Texte de la page:
DICTIONNAIRE PHILOSOPHIQUE : BÊTES
Photo de KHALAH
BÊTES.
Quelle pitié, quelle pauvreté, d’avoir dit que les bêtes sont des machines privées de connaissance et de sentiment, qui font toujours leurs opérations de la même manière, qui n’apprennent rien, ne perfectionnent rien, etc. (1)
Quoi ! cet oiseau qui fait son nid en demi-cercle quand il l’attache à un mur, qui le bâtit en quart de cercle quand il est dans un angle, et en cercle sur un arbre ; cet oiseau fait tout de la même façon ? Ce chien de chasse, que tu as discipliné pendant trois mois, n’en sait-il pas plus au bout de ce temps qu’il n’en savait avant tes leçons ? Le serin à qui tu apprends un air le répète-t-il dans l’instant ? n’emploies-tu pas un temps considérable à l’enseigner ? n’as-tu pas vu qu’il se méprend et qu’il se corrige ?
Est-ce parce que je te parle que tu juges que j’ai du sentiment, de la mémoire, des idées ? Eh bien ! je ne te parle pas ; tu me vois entrer chez moi l’air affligé, chercher un papier avec inquiétude, ouvrir le bureau où je me souviens de l’avoir enfermé, le trouver, le lire avec joie. Tu juges que j’ai éprouvé le sentiment de l’affliction et celui du plaisir, que j’ai de la mémoire et de la connaissance.

Entrées extraites:
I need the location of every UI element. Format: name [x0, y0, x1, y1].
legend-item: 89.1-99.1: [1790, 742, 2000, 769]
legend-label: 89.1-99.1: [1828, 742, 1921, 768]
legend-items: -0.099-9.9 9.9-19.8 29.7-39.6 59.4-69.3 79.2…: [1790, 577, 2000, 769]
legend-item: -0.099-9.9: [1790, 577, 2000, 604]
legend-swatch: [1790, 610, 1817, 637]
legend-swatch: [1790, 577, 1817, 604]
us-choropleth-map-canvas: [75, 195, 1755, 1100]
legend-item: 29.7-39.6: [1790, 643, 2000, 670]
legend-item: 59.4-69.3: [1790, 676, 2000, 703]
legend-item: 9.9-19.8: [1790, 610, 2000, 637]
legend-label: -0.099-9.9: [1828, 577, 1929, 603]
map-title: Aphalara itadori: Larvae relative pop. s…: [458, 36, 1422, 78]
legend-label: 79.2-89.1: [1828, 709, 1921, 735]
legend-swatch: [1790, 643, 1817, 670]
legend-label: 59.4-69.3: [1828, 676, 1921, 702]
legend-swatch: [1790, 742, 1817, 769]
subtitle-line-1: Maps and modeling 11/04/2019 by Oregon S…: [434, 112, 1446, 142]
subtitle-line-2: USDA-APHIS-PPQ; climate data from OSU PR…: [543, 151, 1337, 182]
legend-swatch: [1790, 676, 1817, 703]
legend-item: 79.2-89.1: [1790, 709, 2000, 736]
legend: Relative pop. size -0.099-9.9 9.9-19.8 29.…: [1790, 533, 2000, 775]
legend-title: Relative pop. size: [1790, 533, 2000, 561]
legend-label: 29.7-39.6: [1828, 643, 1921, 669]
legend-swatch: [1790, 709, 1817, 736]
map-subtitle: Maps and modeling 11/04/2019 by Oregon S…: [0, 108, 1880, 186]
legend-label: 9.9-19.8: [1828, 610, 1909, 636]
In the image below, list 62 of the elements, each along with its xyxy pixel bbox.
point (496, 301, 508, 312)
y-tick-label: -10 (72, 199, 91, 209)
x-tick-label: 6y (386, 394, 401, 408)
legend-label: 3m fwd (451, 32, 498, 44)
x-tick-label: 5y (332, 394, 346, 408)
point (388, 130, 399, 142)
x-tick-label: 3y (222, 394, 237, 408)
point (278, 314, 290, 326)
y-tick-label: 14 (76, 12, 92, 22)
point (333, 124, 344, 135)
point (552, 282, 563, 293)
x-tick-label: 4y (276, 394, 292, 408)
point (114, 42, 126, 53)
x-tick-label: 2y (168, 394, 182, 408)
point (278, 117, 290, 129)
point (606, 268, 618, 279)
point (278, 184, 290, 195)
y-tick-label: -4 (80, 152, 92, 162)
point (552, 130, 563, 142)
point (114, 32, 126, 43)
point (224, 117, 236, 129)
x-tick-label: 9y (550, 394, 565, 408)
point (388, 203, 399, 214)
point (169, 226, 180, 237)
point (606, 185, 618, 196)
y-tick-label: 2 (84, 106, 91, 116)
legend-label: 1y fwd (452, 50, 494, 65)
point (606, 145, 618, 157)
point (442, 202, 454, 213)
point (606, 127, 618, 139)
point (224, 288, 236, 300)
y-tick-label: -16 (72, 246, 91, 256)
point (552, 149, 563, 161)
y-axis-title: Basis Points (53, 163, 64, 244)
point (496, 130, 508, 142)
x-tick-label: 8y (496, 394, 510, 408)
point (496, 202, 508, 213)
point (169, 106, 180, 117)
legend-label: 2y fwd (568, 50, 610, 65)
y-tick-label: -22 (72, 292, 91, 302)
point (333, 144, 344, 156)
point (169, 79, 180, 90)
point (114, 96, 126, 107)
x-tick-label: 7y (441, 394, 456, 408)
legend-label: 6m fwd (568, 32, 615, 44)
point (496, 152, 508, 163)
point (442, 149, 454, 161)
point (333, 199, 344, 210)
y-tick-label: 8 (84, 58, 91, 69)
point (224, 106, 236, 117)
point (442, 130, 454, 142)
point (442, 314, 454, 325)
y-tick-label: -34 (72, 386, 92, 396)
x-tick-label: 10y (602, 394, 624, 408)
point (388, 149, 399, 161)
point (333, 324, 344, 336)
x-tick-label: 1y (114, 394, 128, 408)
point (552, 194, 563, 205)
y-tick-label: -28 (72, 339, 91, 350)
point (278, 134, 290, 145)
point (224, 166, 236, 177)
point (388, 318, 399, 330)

Consigne: Reprenez l'article de dictionnaire sur les bêtes juste après sa dernière phrase et poursuivez-le.

Réponse:
Porte donc le même jugement sur ce chien qui a perdu son maître, qui l’a cherché dans tous les chemins avec des cris douloureux, qui entre dans la maison, agité, inquiet, qui descend, qui monte, qui va de chambre en chambre, qui trouve enfin dans son cabinet le maître qu’il aime, et qui lui témoigne sa joie par la douceur de ses cris, par ses sauts, par ses caresses.
Des barbares saisissent ce chien, qui l’emporte si prodigieusement sur l’homme en amitié ; ils le clouent sur une table, et ils le dissèquent vivant pour te montrer les veines mésaraïques. Tu découvres dans lui tous les mêmes organes du sentiment qui sont dans toi. Réponds-moi, machiniste, la nature a-t-elle arrangé tous les ressorts du sentiment dans cet animal afin qu’il ne sente pas ? A-t-il des nerfs pour être impassible ? Ne suppose point cette impertinente contradiction dans la nature.
Mais les maîtres de l’école demandent ce que c’est que l’âme des bêtes. Je n’entends pas cette question. Un arbre a la faculté de recevoir dans ses fibres sa sève qui circule, de déployer les boutons de ses feuilles et de ses fruits ; me demanderez-vous ce que c’est que l’âme de cet arbre ? Il a reçu ces dons ; l’animal a reçu ceux du sentiment, de la mémoire, d’un certain nombre d’idées. Qui a fait tous ces dons ? Qui a donné toutes ces facultés ? Celui qui fait croître l’herbe des champs, et qui fait graviter la terre vers le soleil.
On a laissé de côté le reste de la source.